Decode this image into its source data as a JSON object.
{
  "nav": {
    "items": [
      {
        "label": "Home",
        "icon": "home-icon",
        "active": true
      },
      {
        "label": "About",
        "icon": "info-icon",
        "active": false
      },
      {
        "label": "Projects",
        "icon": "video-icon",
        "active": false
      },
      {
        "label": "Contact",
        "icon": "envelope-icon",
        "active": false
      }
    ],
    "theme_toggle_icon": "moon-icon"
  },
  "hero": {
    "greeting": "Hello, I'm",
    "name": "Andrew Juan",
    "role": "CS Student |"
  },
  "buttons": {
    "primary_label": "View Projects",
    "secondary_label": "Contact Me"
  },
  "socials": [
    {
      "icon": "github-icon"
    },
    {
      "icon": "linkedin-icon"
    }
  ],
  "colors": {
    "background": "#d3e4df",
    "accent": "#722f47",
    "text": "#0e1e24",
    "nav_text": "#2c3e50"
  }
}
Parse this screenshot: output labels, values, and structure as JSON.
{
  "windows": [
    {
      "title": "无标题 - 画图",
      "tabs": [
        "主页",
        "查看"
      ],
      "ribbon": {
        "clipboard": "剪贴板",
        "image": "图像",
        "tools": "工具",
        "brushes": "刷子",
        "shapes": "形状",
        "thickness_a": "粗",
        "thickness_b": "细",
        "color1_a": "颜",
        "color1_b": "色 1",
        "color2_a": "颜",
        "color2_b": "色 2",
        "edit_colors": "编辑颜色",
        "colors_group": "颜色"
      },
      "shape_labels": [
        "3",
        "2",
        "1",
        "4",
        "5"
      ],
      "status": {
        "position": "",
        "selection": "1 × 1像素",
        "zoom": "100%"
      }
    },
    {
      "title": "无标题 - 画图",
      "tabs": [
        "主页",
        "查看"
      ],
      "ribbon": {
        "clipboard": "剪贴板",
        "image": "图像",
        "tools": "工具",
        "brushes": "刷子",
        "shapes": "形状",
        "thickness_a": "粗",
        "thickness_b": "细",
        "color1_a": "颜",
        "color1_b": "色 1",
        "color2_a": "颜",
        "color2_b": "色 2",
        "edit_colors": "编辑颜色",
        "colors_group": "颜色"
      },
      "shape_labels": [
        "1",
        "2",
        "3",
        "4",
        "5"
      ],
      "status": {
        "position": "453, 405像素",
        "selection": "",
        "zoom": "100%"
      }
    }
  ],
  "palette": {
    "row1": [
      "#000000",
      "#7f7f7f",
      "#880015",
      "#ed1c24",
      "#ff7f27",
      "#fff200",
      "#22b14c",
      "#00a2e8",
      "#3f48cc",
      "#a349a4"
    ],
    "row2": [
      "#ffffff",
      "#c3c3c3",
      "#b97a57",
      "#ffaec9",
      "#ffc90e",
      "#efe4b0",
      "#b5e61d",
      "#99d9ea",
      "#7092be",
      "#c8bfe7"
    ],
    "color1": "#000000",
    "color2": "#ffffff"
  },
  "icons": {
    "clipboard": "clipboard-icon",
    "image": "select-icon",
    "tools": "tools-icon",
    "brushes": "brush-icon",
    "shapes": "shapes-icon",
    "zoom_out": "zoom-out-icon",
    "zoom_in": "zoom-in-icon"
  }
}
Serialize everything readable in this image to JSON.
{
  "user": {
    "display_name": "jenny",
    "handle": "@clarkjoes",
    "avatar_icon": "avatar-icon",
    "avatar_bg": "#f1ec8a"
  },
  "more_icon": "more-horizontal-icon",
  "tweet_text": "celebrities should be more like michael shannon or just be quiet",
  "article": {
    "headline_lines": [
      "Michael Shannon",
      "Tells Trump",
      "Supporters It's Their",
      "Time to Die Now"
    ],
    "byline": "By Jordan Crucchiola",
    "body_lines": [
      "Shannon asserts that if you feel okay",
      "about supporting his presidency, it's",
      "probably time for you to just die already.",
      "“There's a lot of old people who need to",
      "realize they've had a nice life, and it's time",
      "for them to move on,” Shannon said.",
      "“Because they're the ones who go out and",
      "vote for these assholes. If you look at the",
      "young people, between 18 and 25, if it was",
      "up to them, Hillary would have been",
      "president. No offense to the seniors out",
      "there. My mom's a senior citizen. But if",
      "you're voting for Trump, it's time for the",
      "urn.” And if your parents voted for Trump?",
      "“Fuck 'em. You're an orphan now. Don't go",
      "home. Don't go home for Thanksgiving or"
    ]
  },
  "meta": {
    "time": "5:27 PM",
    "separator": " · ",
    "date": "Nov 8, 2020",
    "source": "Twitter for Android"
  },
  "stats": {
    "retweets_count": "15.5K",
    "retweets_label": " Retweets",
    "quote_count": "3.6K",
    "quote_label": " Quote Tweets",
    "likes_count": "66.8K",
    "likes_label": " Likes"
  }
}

--------------------------------

▶ **Exercise aim**
Output every entry shown above, exactly.

▶ **Solution**
Decode this image into its source data as a JSON object.
{
  "nav": {
    "items": [
      {
        "label": "Home",
        "icon": "home-icon",
        "active": true
      },
      {
        "label": "About",
        "icon": "info-icon",
        "active": false
      },
      {
        "label": "Projects",
        "icon": "video-icon",
        "active": false
      },
      {
        "label": "Contact",
        "icon": "envelope-icon",
        "active": false
      }
    ],
    "theme_toggle_icon": "moon-icon"
  },
  "hero": {
    "greeting": "Hello, I'm",
    "name": "Andrew Juan",
    "role": "CS Student |"
  },
  "buttons": {
    "primary_label": "View Projects",
    "secondary_label": "Contact Me"
  },
  "socials": [
    {
      "icon": "github-icon"
    },
    {
      "icon": "linkedin-icon"
    }
  ],
  "colors": {
    "background": "#d3e4df",
    "accent": "#722f47",
    "text": "#0e1e24",
    "nav_text": "#2c3e50"
  }
}
Parse this screenshot: output labels, values, and structure as JSON.
{
  "windows": [
    {
      "title": "无标题 - 画图",
      "tabs": [
        "主页",
        "查看"
      ],
      "ribbon": {
        "clipboard": "剪贴板",
        "image": "图像",
        "tools": "工具",
        "brushes": "刷子",
        "shapes": "形状",
        "thickness_a": "粗",
        "thickness_b": "细",
        "color1_a": "颜",
        "color1_b": "色 1",
        "color2_a": "颜",
        "color2_b": "色 2",
        "edit_colors": "编辑颜色",
        "colors_group": "颜色"
      },
      "shape_labels": [
        "3",
        "2",
        "1",
        "4",
        "5"
      ],
      "status": {
        "position": "",
        "selection": "1 × 1像素",
        "zoom": "100%"
      }
    },
    {
      "title": "无标题 - 画图",
      "tabs": [
        "主页",
        "查看"
      ],
      "ribbon": {
        "clipboard": "剪贴板",
        "image": "图像",
        "tools": "工具",
        "brushes": "刷子",
        "shapes": "形状",
        "thickness_a": "粗",
        "thickness_b": "细",
        "color1_a": "颜",
        "color1_b": "色 1",
        "color2_a": "颜",
        "color2_b": "色 2",
        "edit_colors": "编辑颜色",
        "colors_group": "颜色"
      },
      "shape_labels": [
        "1",
        "2",
        "3",
        "4",
        "5"
      ],
      "status": {
        "position": "453, 405像素",
        "selection": "",
        "zoom": "100%"
      }
    }
  ],
  "palette": {
    "row1": [
      "#000000",
      "#7f7f7f",
      "#880015",
      "#ed1c24",
      "#ff7f27",
      "#fff200",
      "#22b14c",
      "#00a2e8",
      "#3f48cc",
      "#a349a4"
    ],
    "row2": [
      "#ffffff",
      "#c3c3c3",
      "#b97a57",
      "#ffaec9",
      "#ffc90e",
      "#efe4b0",
      "#b5e61d",
      "#99d9ea",
      "#7092be",
      "#c8bfe7"
    ],
    "color1": "#000000",
    "color2": "#ffffff"
  },
  "icons": {
    "clipboard": "clipboard-icon",
    "image": "select-icon",
    "tools": "tools-icon",
    "brushes": "brush-icon",
    "shapes": "shapes-icon",
    "zoom_out": "zoom-out-icon",
    "zoom_in": "zoom-in-icon"
  }
}
Serialize everything readable in this image to JSON.
{
  "user": {
    "display_name": "jenny",
    "handle": "@clarkjoes",
    "avatar_icon": "avatar-icon",
    "avatar_bg": "#f1ec8a"
  },
  "more_icon": "more-horizontal-icon",
  "tweet_text": "celebrities should be more like michael shannon or just be quiet",
  "article": {
    "headline_lines": [
      "Michael Shannon",
      "Tells Trump",
      "Supporters It's Their",
      "Time to Die Now"
    ],
    "byline": "By Jordan Crucchiola",
    "body_lines": [
      "Shannon asserts that if you feel okay",
      "about supporting his presidency, it's",
      "probably time for you to just die already.",
      "“There's a lot of old people who need to",
      "realize they've had a nice life, and it's time",
      "for them to move on,” Shannon said.",
      "“Because they're the ones who go out and",
      "vote for these assholes. If you look at the",
      "young people, between 18 and 25, if it was",
      "up to them, Hillary would have been",
      "president. No offense to the seniors out",
      "there. My mom's a senior citizen. But if",
      "you're voting for Trump, it's time for the",
      "urn.” And if your parents voted for Trump?",
      "“Fuck 'em. You're an orphan now. Don't go",
      "home. Don't go home for Thanksgiving or"
    ]
  },
  "meta": {
    "time": "5:27 PM",
    "separator": " · ",
    "date": "Nov 8, 2020",
    "source": "Twitter for Android"
  },
  "stats": {
    "retweets_count": "15.5K",
    "retweets_label": " Retweets",
    "quote_count": "3.6K",
    "quote_label": " Quote Tweets",
    "likes_count": "66.8K",
    "likes_label": " Likes"
  }
}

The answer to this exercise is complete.